WHAT IS NEEDED
Report each line of the data that has "Displays" somewhere in it.

MATERIAL FOR THIS TASK
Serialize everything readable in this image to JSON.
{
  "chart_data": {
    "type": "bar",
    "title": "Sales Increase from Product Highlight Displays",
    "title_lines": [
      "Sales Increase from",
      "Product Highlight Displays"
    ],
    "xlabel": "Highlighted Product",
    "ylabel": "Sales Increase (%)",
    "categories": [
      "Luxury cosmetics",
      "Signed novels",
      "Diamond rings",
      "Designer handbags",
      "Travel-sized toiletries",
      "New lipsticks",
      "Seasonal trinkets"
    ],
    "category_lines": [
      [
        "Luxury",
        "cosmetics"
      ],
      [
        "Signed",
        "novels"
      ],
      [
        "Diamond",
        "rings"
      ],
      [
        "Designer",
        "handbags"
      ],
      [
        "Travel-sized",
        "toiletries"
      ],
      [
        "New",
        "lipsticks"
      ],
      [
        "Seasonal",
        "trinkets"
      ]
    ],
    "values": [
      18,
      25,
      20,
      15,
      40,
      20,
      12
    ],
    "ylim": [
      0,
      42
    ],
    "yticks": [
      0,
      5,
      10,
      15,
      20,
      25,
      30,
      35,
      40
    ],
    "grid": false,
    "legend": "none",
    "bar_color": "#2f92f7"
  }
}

...

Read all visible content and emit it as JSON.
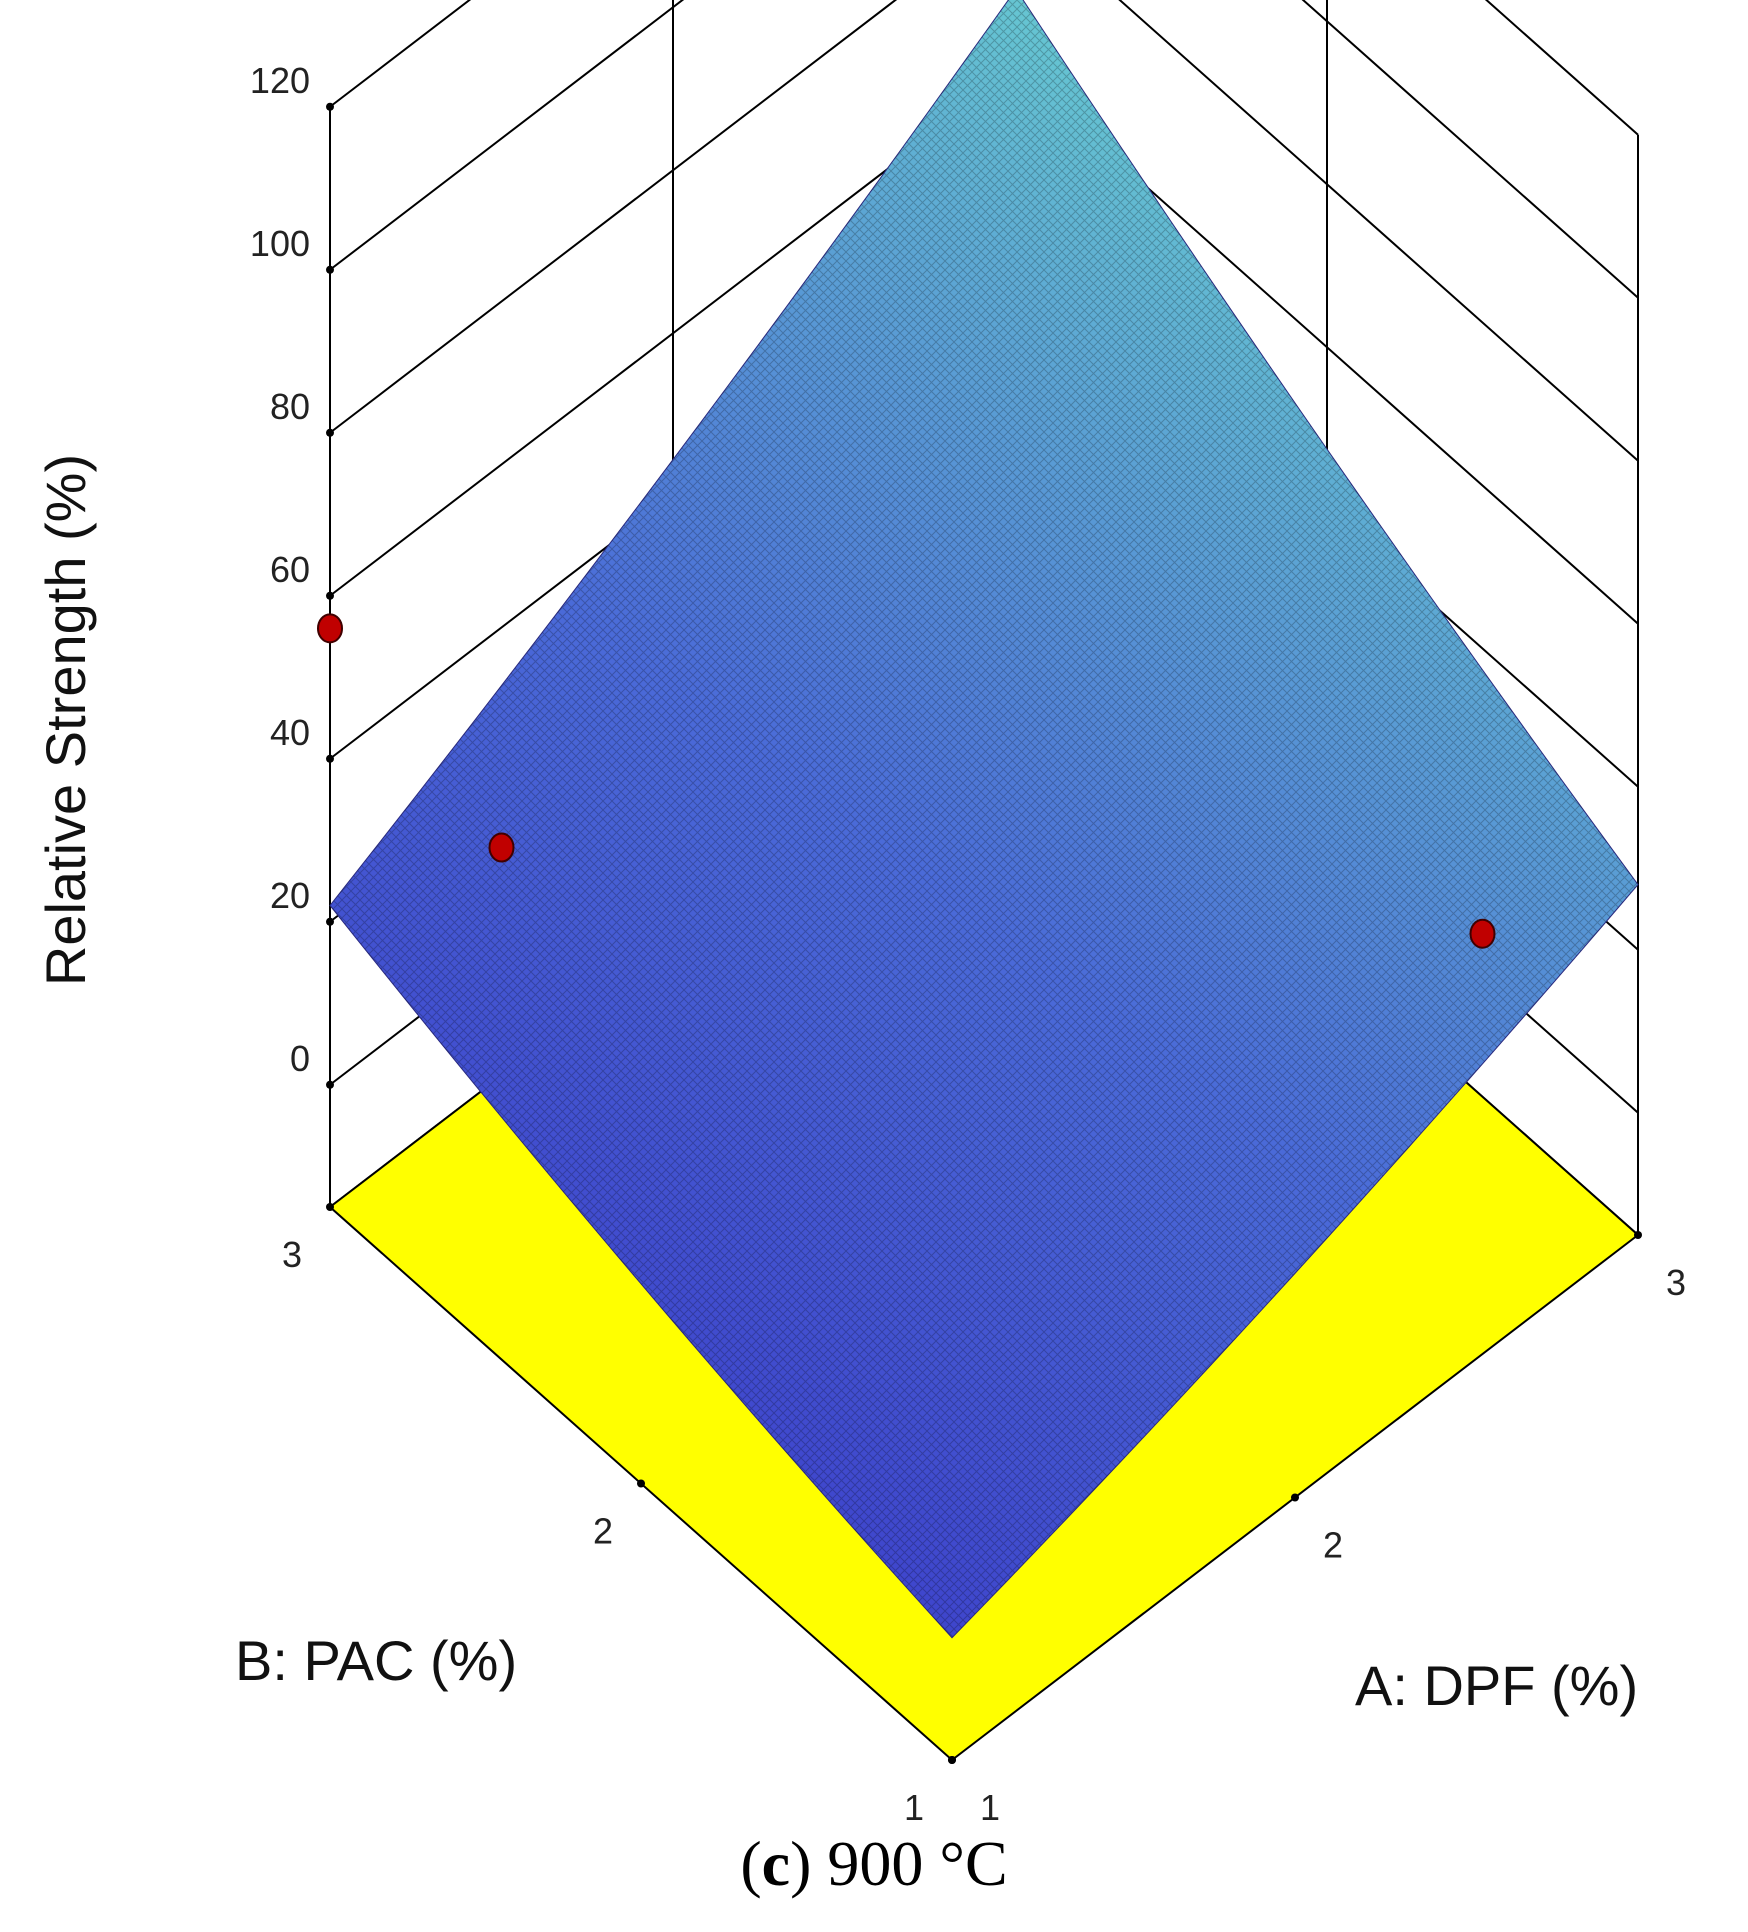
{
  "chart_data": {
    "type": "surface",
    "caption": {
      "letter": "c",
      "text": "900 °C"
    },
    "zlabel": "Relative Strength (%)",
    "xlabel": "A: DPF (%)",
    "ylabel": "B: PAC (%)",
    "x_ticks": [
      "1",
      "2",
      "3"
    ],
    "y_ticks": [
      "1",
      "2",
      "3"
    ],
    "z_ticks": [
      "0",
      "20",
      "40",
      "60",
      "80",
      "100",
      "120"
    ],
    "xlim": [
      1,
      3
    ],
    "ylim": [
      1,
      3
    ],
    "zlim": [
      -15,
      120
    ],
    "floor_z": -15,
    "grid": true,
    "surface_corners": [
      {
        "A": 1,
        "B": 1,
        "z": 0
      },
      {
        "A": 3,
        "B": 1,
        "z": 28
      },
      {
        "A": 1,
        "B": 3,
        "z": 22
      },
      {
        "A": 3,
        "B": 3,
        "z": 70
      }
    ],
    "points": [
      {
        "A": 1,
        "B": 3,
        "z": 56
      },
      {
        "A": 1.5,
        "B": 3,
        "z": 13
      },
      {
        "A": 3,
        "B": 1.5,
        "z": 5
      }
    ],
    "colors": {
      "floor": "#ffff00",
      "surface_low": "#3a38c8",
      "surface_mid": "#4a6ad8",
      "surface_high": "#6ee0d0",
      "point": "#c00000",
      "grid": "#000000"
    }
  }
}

RESULT FOR THIS TASK
    "title": "Sales Increase from Product Highlight Displays",
      "Product Highlight Displays"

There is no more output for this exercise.